▶ What is required:
Write out exactly the lines running from the one with "Enumerate this screenshot's" to the end of the data, including both of those lines and excluding pictures.

======== Entries shown

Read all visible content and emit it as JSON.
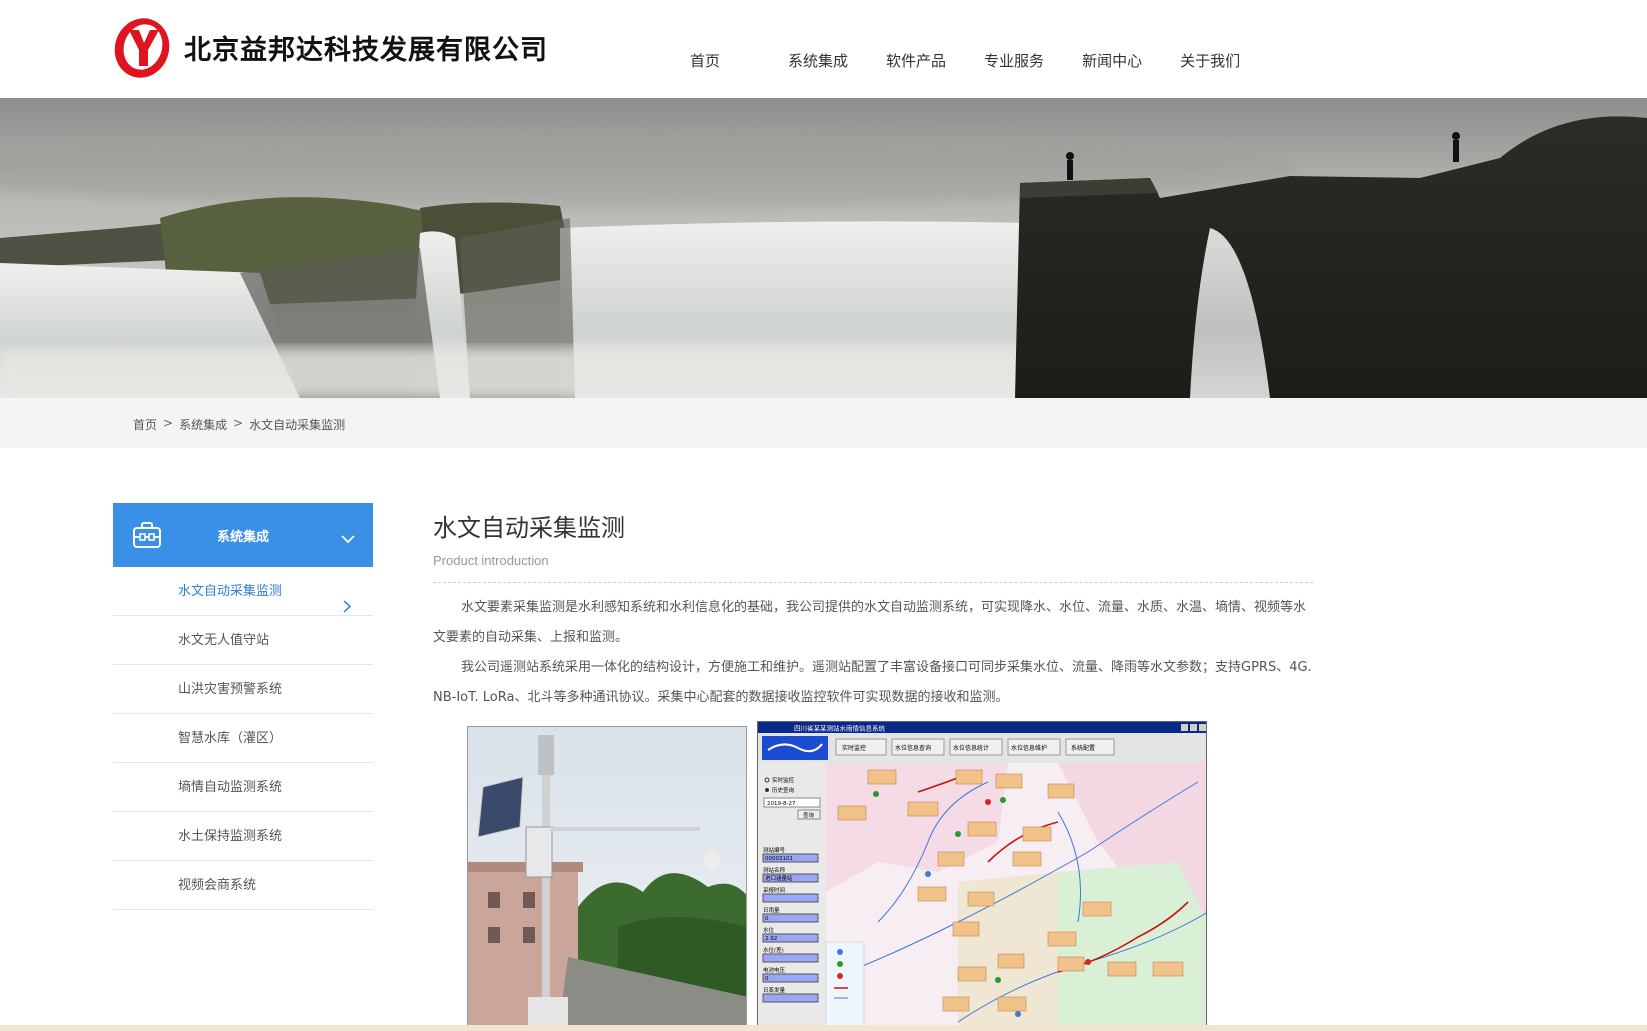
{
  "header": {
    "company_name": "北京益邦达科技发展有限公司",
    "logo_letter": "Y",
    "nav": [
      "首页",
      "系统集成",
      "软件产品",
      "专业服务",
      "新闻中心",
      "关于我们"
    ]
  },
  "breadcrumb": [
    "首页",
    "系统集成",
    "水文自动采集监测"
  ],
  "breadcrumb_sep": ">",
  "sidebar": {
    "title": "系统集成",
    "items": [
      {
        "label": "水文自动采集监测",
        "active": true
      },
      {
        "label": "水文无人值守站",
        "active": false
      },
      {
        "label": "山洪灾害预警系统",
        "active": false
      },
      {
        "label": "智慧水库（灌区）",
        "active": false
      },
      {
        "label": "墒情自动监测系统",
        "active": false
      },
      {
        "label": "水土保持监测系统",
        "active": false
      },
      {
        "label": "视频会商系统",
        "active": false
      }
    ]
  },
  "main": {
    "title": "水文自动采集监测",
    "subtitle": "Product introduction",
    "paragraphs": [
      "水文要素采集监测是水利感知系统和水利信息化的基础，我公司提供的水文自动监测系统，可实现降水、水位、流量、水质、水温、墒情、视频等水文要素的自动采集、上报和监测。",
      "我公司遥测站系统采用一体化的结构设计，方便施工和维护。遥测站配置了丰富设备接口可同步采集水位、流量、降雨等水文参数；支持GPRS、4G. NB-IoT. LoRa、北斗等多种通讯协议。采集中心配套的数据接收监控软件可实现数据的接收和监测。"
    ]
  },
  "software_window": {
    "title": "四川省某某测站水雨情信息系统",
    "toolbar": [
      "实时监控",
      "水位信息查询",
      "水位信息统计",
      "水位信息维护",
      "系统配置"
    ],
    "radio_options": [
      "实时监控",
      "历史查询"
    ],
    "date_value": "2019-8-27",
    "query_button": "查询",
    "fields": [
      "测站编号",
      "测站名称",
      "采报时间",
      "日雨量",
      "水位",
      "水位(差)",
      "电池电压",
      "日蒸发量"
    ],
    "field_values": [
      "00003101",
      "进口涵量站",
      "",
      "0",
      "2.92",
      "",
      "0",
      ""
    ]
  },
  "colors": {
    "accent": "#3a8fe6",
    "active_text": "#2f7fd1",
    "logo_red": "#e0141e"
  },
  "icons": {
    "sidebar_head": "briefcase-icon",
    "sidebar_toggle": "chevron-down-icon",
    "active_item": "chevron-right-icon"
  }
}
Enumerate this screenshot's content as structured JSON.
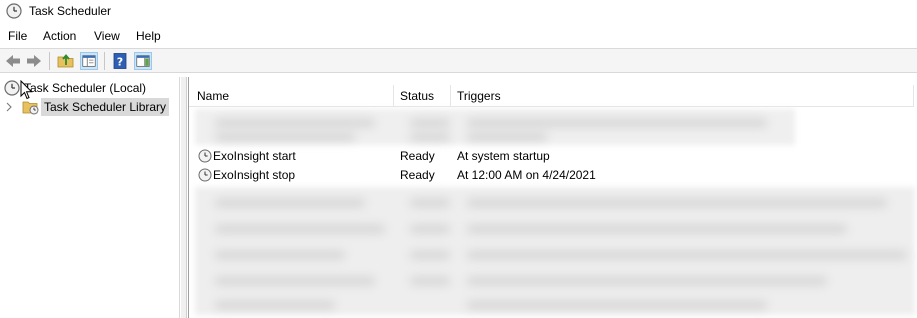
{
  "window": {
    "title": "Task Scheduler",
    "icon": "clock-icon"
  },
  "menu": {
    "items": [
      "File",
      "Action",
      "View",
      "Help"
    ]
  },
  "toolbar": {
    "buttons": [
      "back-arrow-icon",
      "forward-arrow-icon",
      "up-folder-icon",
      "show-hide-tree-icon",
      "help-icon",
      "action-pane-icon"
    ]
  },
  "tree": {
    "root_label": "Task Scheduler (Local)",
    "library_label": "Task Scheduler Library"
  },
  "table": {
    "columns": [
      "Name",
      "Status",
      "Triggers"
    ],
    "rows": [
      {
        "name": "ExoInsight start",
        "status": "Ready",
        "trigger": "At system startup"
      },
      {
        "name": "ExoInsight stop",
        "status": "Ready",
        "trigger": "At 12:00 AM on 4/24/2021"
      }
    ]
  },
  "colors": {
    "selection_bg": "#d9d9d9",
    "toolbar_active": "#cce4f7",
    "clock_face": "#e8e8e8",
    "folder": "#e8c15f"
  }
}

================

▶ Solution for this exercise:
Enumerate this screenshot's content as structured JSON.
{
  "window": {
    "title": "Task Scheduler",
    "icon": "clock-icon"
  },
  "menu": {
    "items": [
      "File",
      "Action",
      "View",
      "Help"
    ]
  },
  "toolbar": {
    "buttons": [
      "back-arrow-icon",
      "forward-arrow-icon",
      "up-folder-icon",
      "show-hide-tree-icon",
      "help-icon",
      "action-pane-icon"
    ]
  },
  "tree": {
    "root_label": "Task Scheduler (Local)",
    "library_label": "Task Scheduler Library"
  },
  "table": {
    "columns": [
      "Name",
      "Status",
      "Triggers"
    ],
    "rows": [
      {
        "name": "ExoInsight start",
        "status": "Ready",
        "trigger": "At system startup"
      },
      {
        "name": "ExoInsight stop",
        "status": "Ready",
        "trigger": "At 12:00 AM on 4/24/2021"
      }
    ]
  },
  "colors": {
    "selection_bg": "#d9d9d9",
    "toolbar_active": "#cce4f7",
    "clock_face": "#e8e8e8",
    "folder": "#e8c15f"
  }
}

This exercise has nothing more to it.